**PROBLEM TO SOLVE**
Quote every line below exactly and skip any picture.

**Data records**

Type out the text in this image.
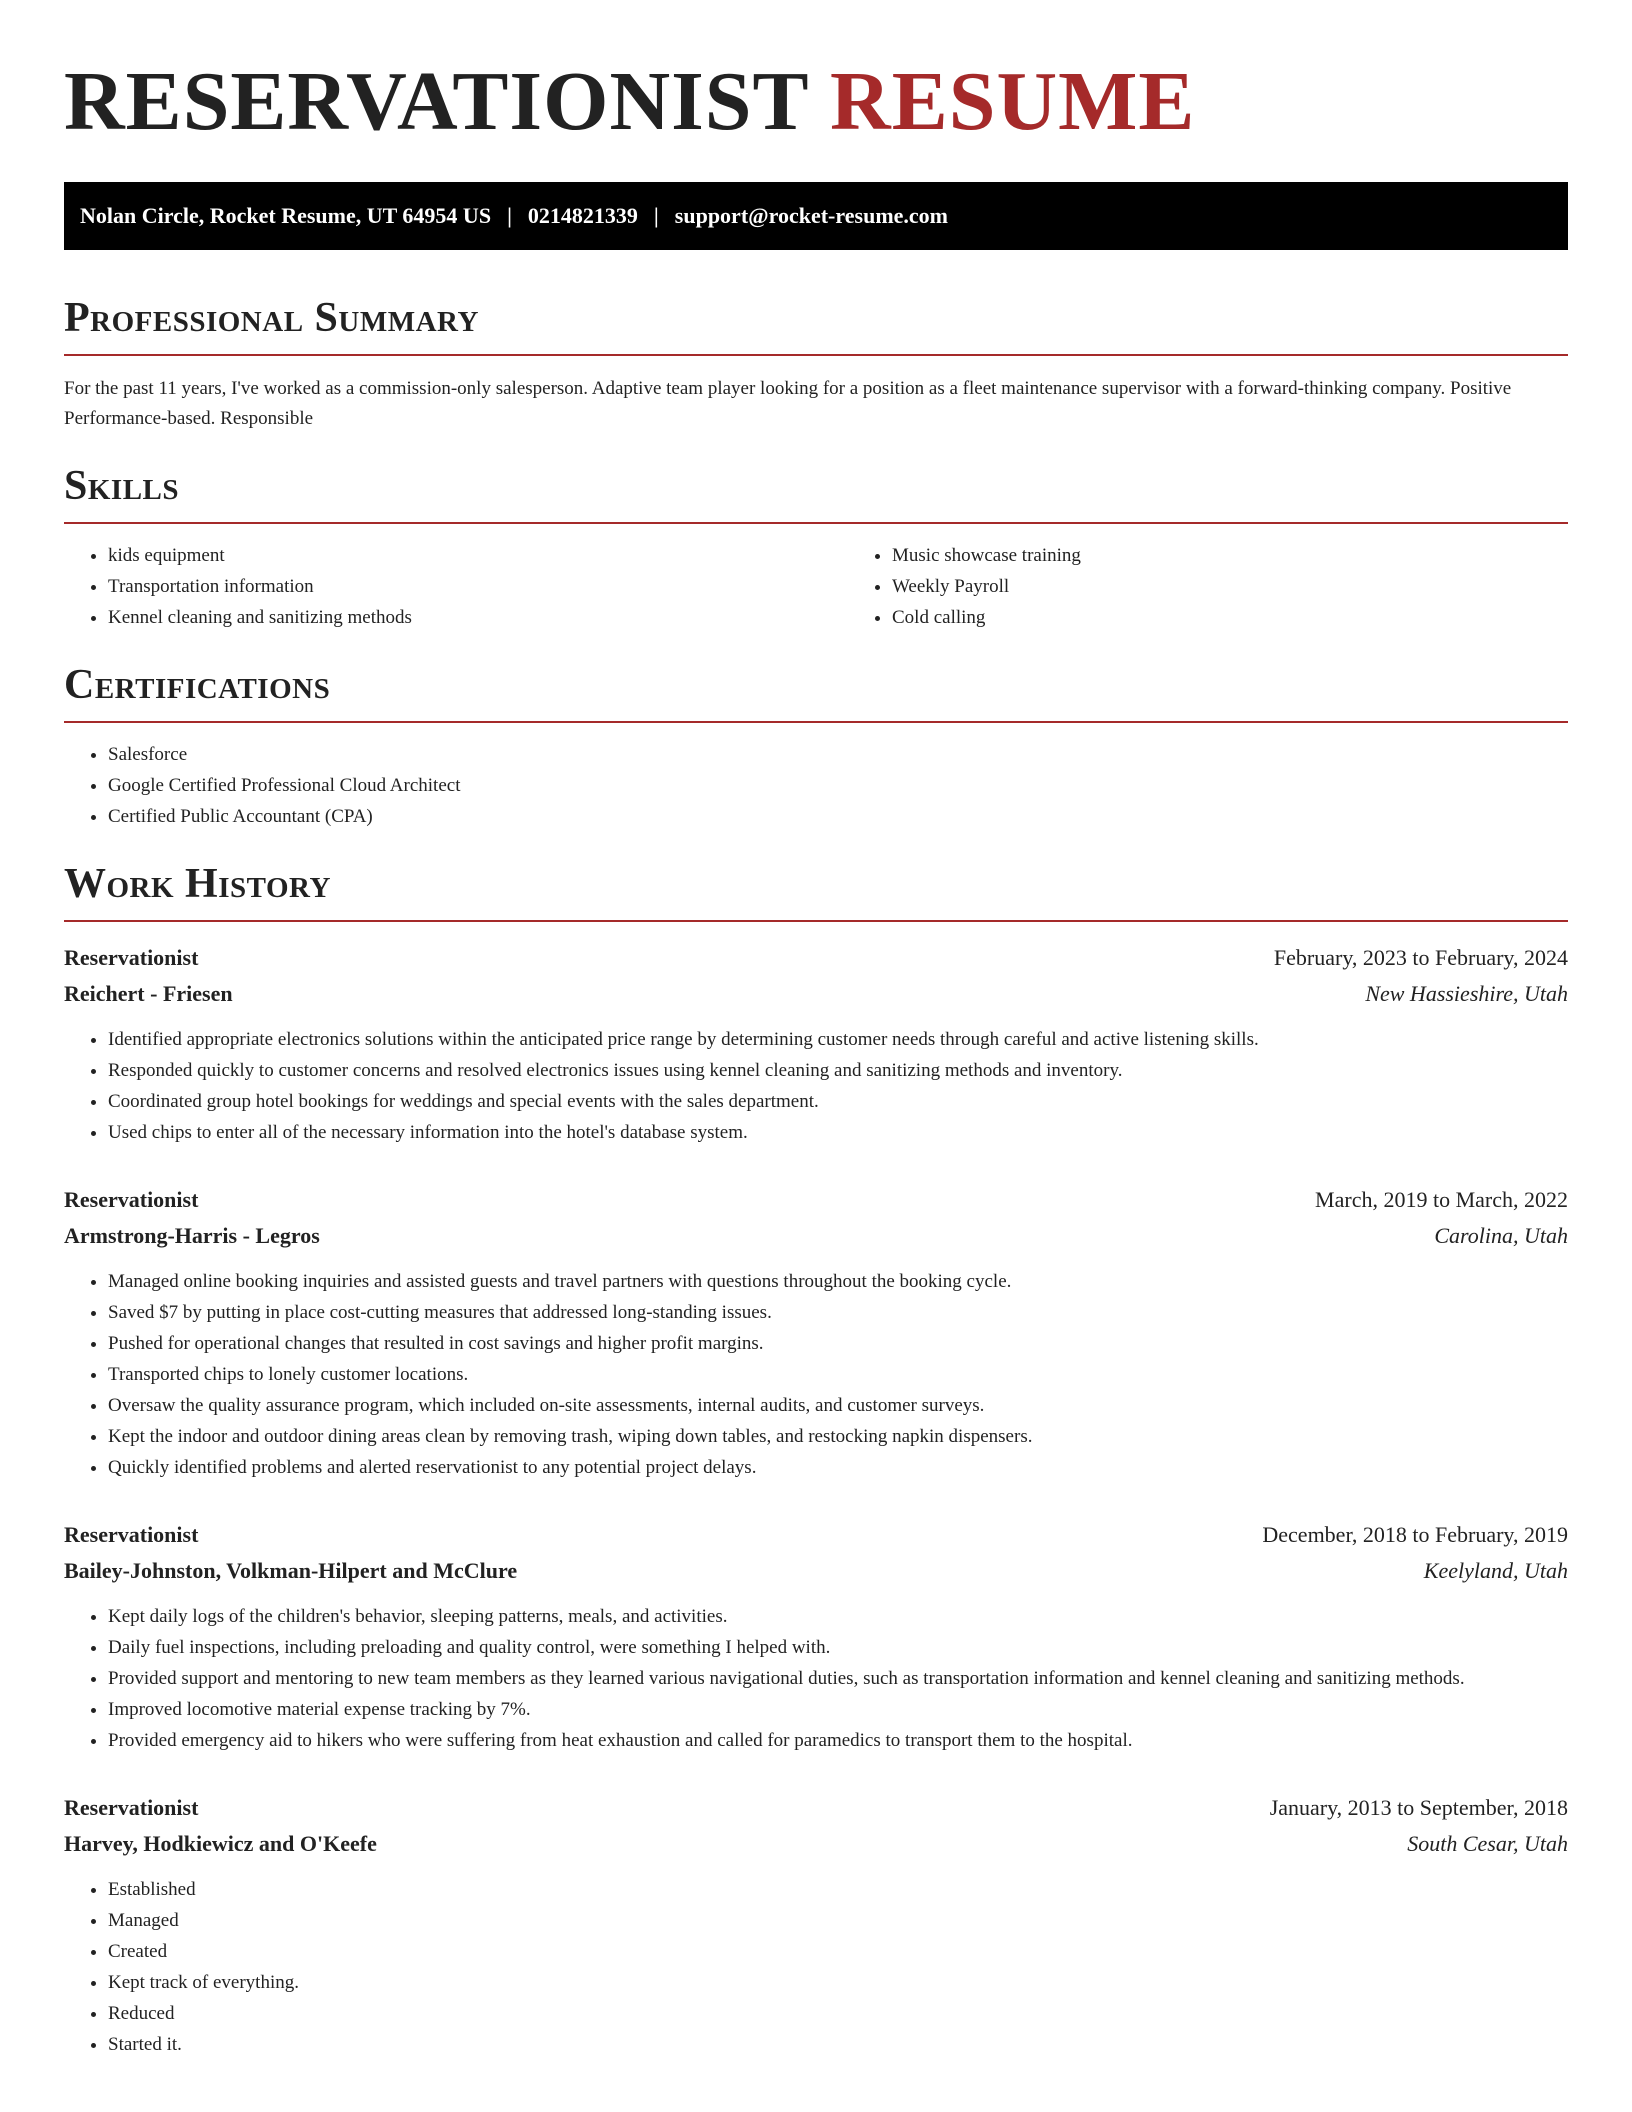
RESERVATIONIST RESUME
Nolan Circle, Rocket Resume, UT 64954 US | 0214821339 | support@rocket-resume.com
Professional Summary

For the past 11 years, I've worked as a commission-only salesperson. Adaptive team player looking for a position as a fleet maintenance supervisor with a forward-thinking company. Positive Performance-based. Responsible

Skills
• kids equipment
• Transportation information
• Kennel cleaning and sanitizing methods
• Music showcase training
• Weekly Payroll
• Cold calling
Certifications
• Salesforce
• Google Certified Professional Cloud Architect
• Certified Public Accountant (CPA)
Work History
Reservationist	February, 2023 to February, 2024
Reichert - Friesen	New Hassieshire, Utah
• Identified appropriate electronics solutions within the anticipated price range by determining customer needs through careful and active listening skills.
• Responded quickly to customer concerns and resolved electronics issues using kennel cleaning and sanitizing methods and inventory.
• Coordinated group hotel bookings for weddings and special events with the sales department.
• Used chips to enter all of the necessary information into the hotel's database system.
Reservationist	March, 2019 to March, 2022
Armstrong-Harris - Legros	Carolina, Utah
• Managed online booking inquiries and assisted guests and travel partners with questions throughout the booking cycle.
• Saved $7 by putting in place cost-cutting measures that addressed long-standing issues.
• Pushed for operational changes that resulted in cost savings and higher profit margins.
• Transported chips to lonely customer locations.
• Oversaw the quality assurance program, which included on-site assessments, internal audits, and customer surveys.
• Kept the indoor and outdoor dining areas clean by removing trash, wiping down tables, and restocking napkin dispensers.
• Quickly identified problems and alerted reservationist to any potential project delays.
Reservationist	December, 2018 to February, 2019
Bailey-Johnston, Volkman-Hilpert and McClure	Keelyland, Utah
• Kept daily logs of the children's behavior, sleeping patterns, meals, and activities.
• Daily fuel inspections, including preloading and quality control, were something I helped with.
• Provided support and mentoring to new team members as they learned various navigational duties, such as transportation information and kennel cleaning and sanitizing methods.
• Improved locomotive material expense tracking by 7%.
• Provided emergency aid to hikers who were suffering from heat exhaustion and called for paramedics to transport them to the hospital.
Reservationist	January, 2013 to September, 2018
Harvey, Hodkiewicz and O'Keefe	South Cesar, Utah
• Established
• Managed
• Created
• Kept track of everything.
• Reduced
• Started it.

**SOLUTION**
Type out the text in this image.
RESERVATIONIST RESUME
Nolan Circle, Rocket Resume, UT 64954 US | 0214821339 | support@rocket-resume.com
Professional Summary

For the past 11 years, I've worked as a commission-only salesperson. Adaptive team player looking for a position as a fleet maintenance supervisor with a forward-thinking company. Positive Performance-based. Responsible

Skills
• kids equipment
• Transportation information
• Kennel cleaning and sanitizing methods
• Music showcase training
• Weekly Payroll
• Cold calling
Certifications
• Salesforce
• Google Certified Professional Cloud Architect
• Certified Public Accountant (CPA)
Work History
Reservationist	February, 2023 to February, 2024
Reichert - Friesen	New Hassieshire, Utah
• Identified appropriate electronics solutions within the anticipated price range by determining customer needs through careful and active listening skills.
• Responded quickly to customer concerns and resolved electronics issues using kennel cleaning and sanitizing methods and inventory.
• Coordinated group hotel bookings for weddings and special events with the sales department.
• Used chips to enter all of the necessary information into the hotel's database system.
Reservationist	March, 2019 to March, 2022
Armstrong-Harris - Legros	Carolina, Utah
• Managed online booking inquiries and assisted guests and travel partners with questions throughout the booking cycle.
• Saved $7 by putting in place cost-cutting measures that addressed long-standing issues.
• Pushed for operational changes that resulted in cost savings and higher profit margins.
• Transported chips to lonely customer locations.
• Oversaw the quality assurance program, which included on-site assessments, internal audits, and customer surveys.
• Kept the indoor and outdoor dining areas clean by removing trash, wiping down tables, and restocking napkin dispensers.
• Quickly identified problems and alerted reservationist to any potential project delays.
Reservationist	December, 2018 to February, 2019
Bailey-Johnston, Volkman-Hilpert and McClure	Keelyland, Utah
• Kept daily logs of the children's behavior, sleeping patterns, meals, and activities.
• Daily fuel inspections, including preloading and quality control, were something I helped with.
• Provided support and mentoring to new team members as they learned various navigational duties, such as transportation information and kennel cleaning and sanitizing methods.
• Improved locomotive material expense tracking by 7%.
• Provided emergency aid to hikers who were suffering from heat exhaustion and called for paramedics to transport them to the hospital.
Reservationist	January, 2013 to September, 2018
Harvey, Hodkiewicz and O'Keefe	South Cesar, Utah
• Established
• Managed
• Created
• Kept track of everything.
• Reduced
• Started it.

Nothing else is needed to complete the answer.